Task to carry out. Copy each line in the data that includes the word "this".

Extracted records.

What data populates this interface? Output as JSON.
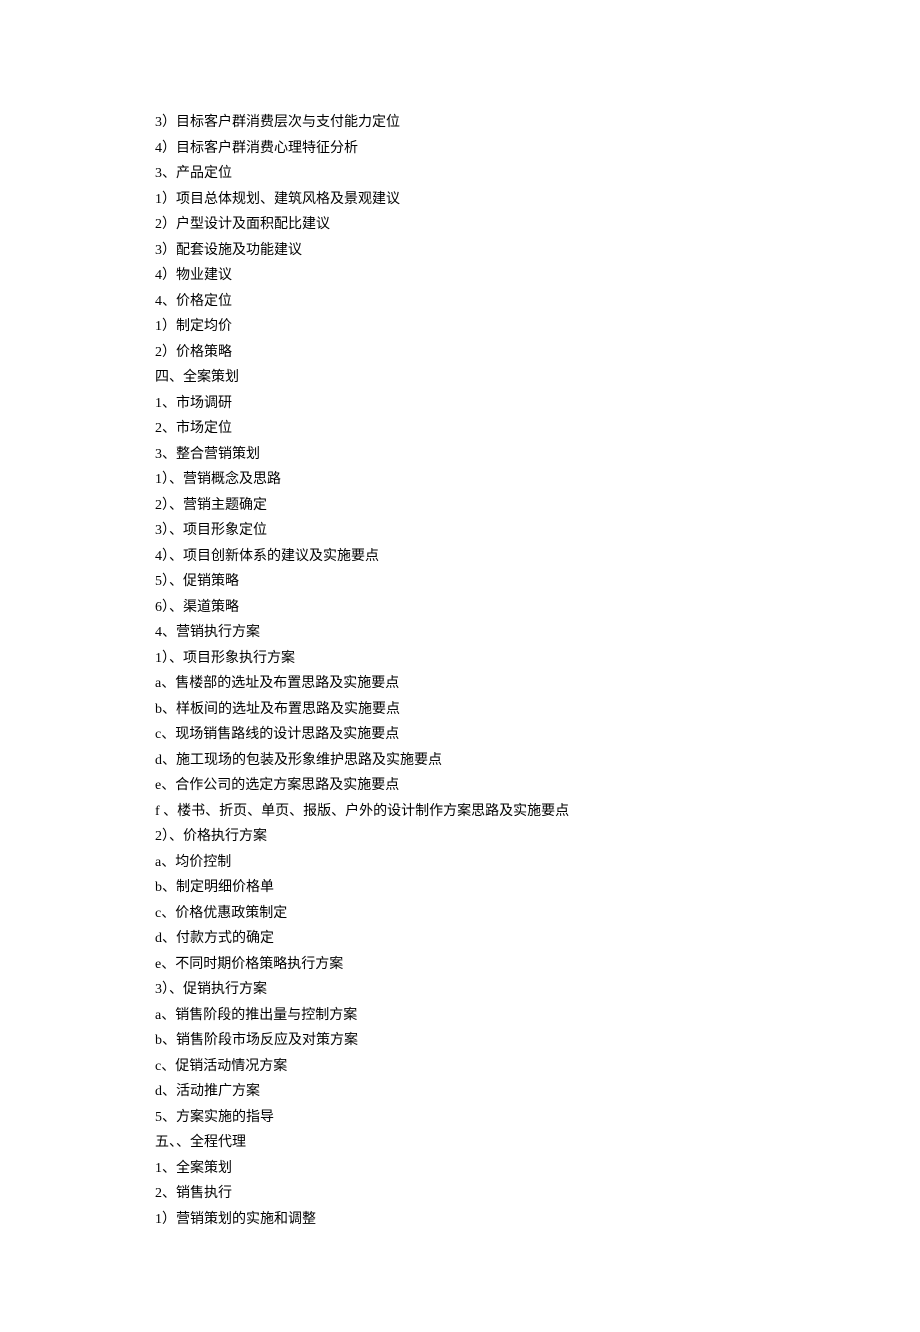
{
  "lines": [
    "3）目标客户群消费层次与支付能力定位",
    "4）目标客户群消费心理特征分析",
    "3、产品定位",
    "1）项目总体规划、建筑风格及景观建议",
    "2）户型设计及面积配比建议",
    "3）配套设施及功能建议",
    "4）物业建议",
    "4、价格定位",
    "1）制定均价",
    "2）价格策略",
    "四、全案策划",
    "1、市场调研",
    "2、市场定位",
    "3、整合营销策划",
    "1）、营销概念及思路",
    "2）、营销主题确定",
    "3）、项目形象定位",
    "4）、项目创新体系的建议及实施要点",
    "5）、促销策略",
    "6）、渠道策略",
    "4、营销执行方案",
    "1）、项目形象执行方案",
    "a、售楼部的选址及布置思路及实施要点",
    "b、样板间的选址及布置思路及实施要点",
    "c、现场销售路线的设计思路及实施要点",
    "d、施工现场的包装及形象维护思路及实施要点",
    "e、合作公司的选定方案思路及实施要点",
    "f 、楼书、折页、单页、报版、户外的设计制作方案思路及实施要点",
    "2）、价格执行方案",
    "a、均价控制",
    "b、制定明细价格单",
    "c、价格优惠政策制定",
    "d、付款方式的确定",
    "e、不同时期价格策略执行方案",
    "3）、促销执行方案",
    "a、销售阶段的推出量与控制方案",
    "b、销售阶段市场反应及对策方案",
    "c、促销活动情况方案",
    "d、活动推广方案",
    "5、方案实施的指导",
    "五、、全程代理",
    "1、全案策划",
    "2、销售执行",
    "1）营销策划的实施和调整"
  ]
}
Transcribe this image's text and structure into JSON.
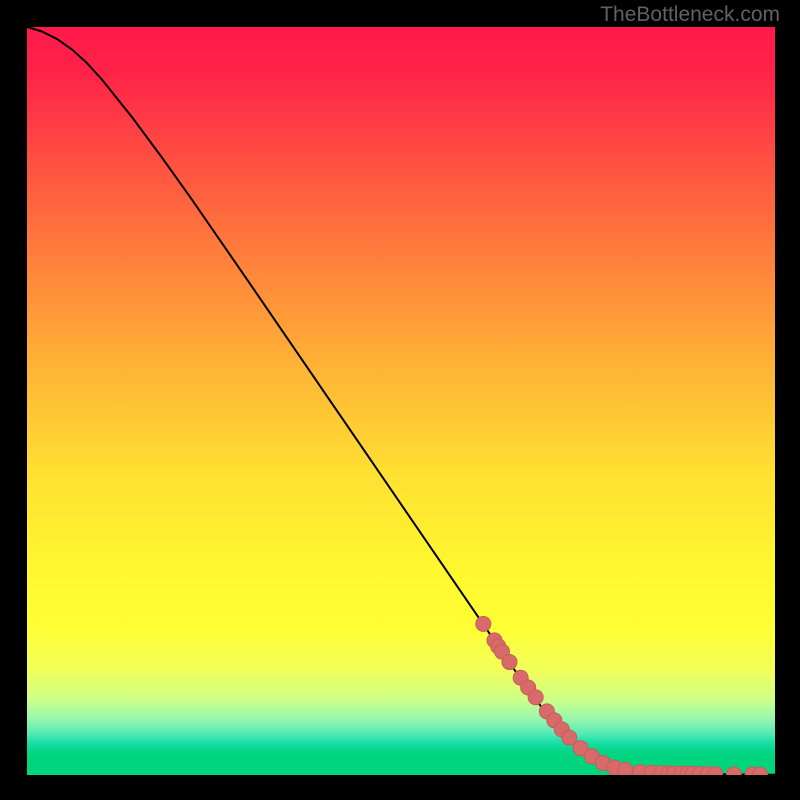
{
  "watermark": "TheBottleneck.com",
  "colors": {
    "bg": "#000000",
    "line": "#000000",
    "marker_fill": "#d86a6a",
    "marker_stroke": "#c95b5b",
    "gradient_stops": [
      {
        "offset": 0.0,
        "color": "#ff1a4b"
      },
      {
        "offset": 0.06,
        "color": "#ff2348"
      },
      {
        "offset": 0.25,
        "color": "#ff6a3e"
      },
      {
        "offset": 0.45,
        "color": "#ffb236"
      },
      {
        "offset": 0.6,
        "color": "#ffe132"
      },
      {
        "offset": 0.72,
        "color": "#fff72f"
      },
      {
        "offset": 0.8,
        "color": "#ffff33"
      },
      {
        "offset": 0.86,
        "color": "#f1ff5a"
      },
      {
        "offset": 0.9,
        "color": "#ccff8a"
      },
      {
        "offset": 0.925,
        "color": "#96f7ae"
      },
      {
        "offset": 0.945,
        "color": "#54e9b5"
      },
      {
        "offset": 0.955,
        "color": "#22e0a8"
      },
      {
        "offset": 0.965,
        "color": "#08d88f"
      },
      {
        "offset": 0.975,
        "color": "#00d57e"
      },
      {
        "offset": 1.0,
        "color": "#00d57e"
      }
    ]
  },
  "chart_data": {
    "type": "line",
    "title": "",
    "xlabel": "",
    "ylabel": "",
    "xlim": [
      0,
      100
    ],
    "ylim": [
      0,
      100
    ],
    "series": [
      {
        "name": "curve",
        "x": [
          0,
          2,
          4,
          6,
          8,
          10,
          14,
          18,
          22,
          26,
          30,
          35,
          40,
          45,
          50,
          55,
          60,
          65,
          70,
          74,
          77,
          80,
          82,
          84,
          85,
          86,
          87,
          88,
          89,
          90,
          92,
          94,
          96,
          98,
          100
        ],
        "y": [
          100,
          99.4,
          98.4,
          97.0,
          95.2,
          93.0,
          88.0,
          82.6,
          77.0,
          71.2,
          65.4,
          58.1,
          50.8,
          43.5,
          36.2,
          28.9,
          21.6,
          14.3,
          7.4,
          3.3,
          1.5,
          0.7,
          0.4,
          0.25,
          0.22,
          0.2,
          0.18,
          0.16,
          0.14,
          0.13,
          0.1,
          0.08,
          0.06,
          0.04,
          0.03
        ]
      }
    ],
    "markers": {
      "name": "highlighted-points",
      "x": [
        61,
        62.5,
        63,
        63.5,
        64.5,
        66,
        67,
        68,
        69.5,
        70.5,
        71.5,
        72.5,
        74,
        75.5,
        77,
        78.5,
        80,
        82,
        83.5,
        84.8,
        85.8,
        86.5,
        87.5,
        88.3,
        89,
        90,
        91,
        92,
        94.5,
        97,
        98
      ],
      "y": [
        20.2,
        18.0,
        17.2,
        16.5,
        15.1,
        13.0,
        11.7,
        10.4,
        8.5,
        7.3,
        6.1,
        5.0,
        3.6,
        2.5,
        1.6,
        1.0,
        0.7,
        0.4,
        0.3,
        0.25,
        0.22,
        0.2,
        0.18,
        0.16,
        0.15,
        0.14,
        0.12,
        0.11,
        0.09,
        0.06,
        0.05
      ]
    }
  }
}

Exercise answer.
What data populates this interface? Output as JSON.
Transcribe this image's text and structure into JSON.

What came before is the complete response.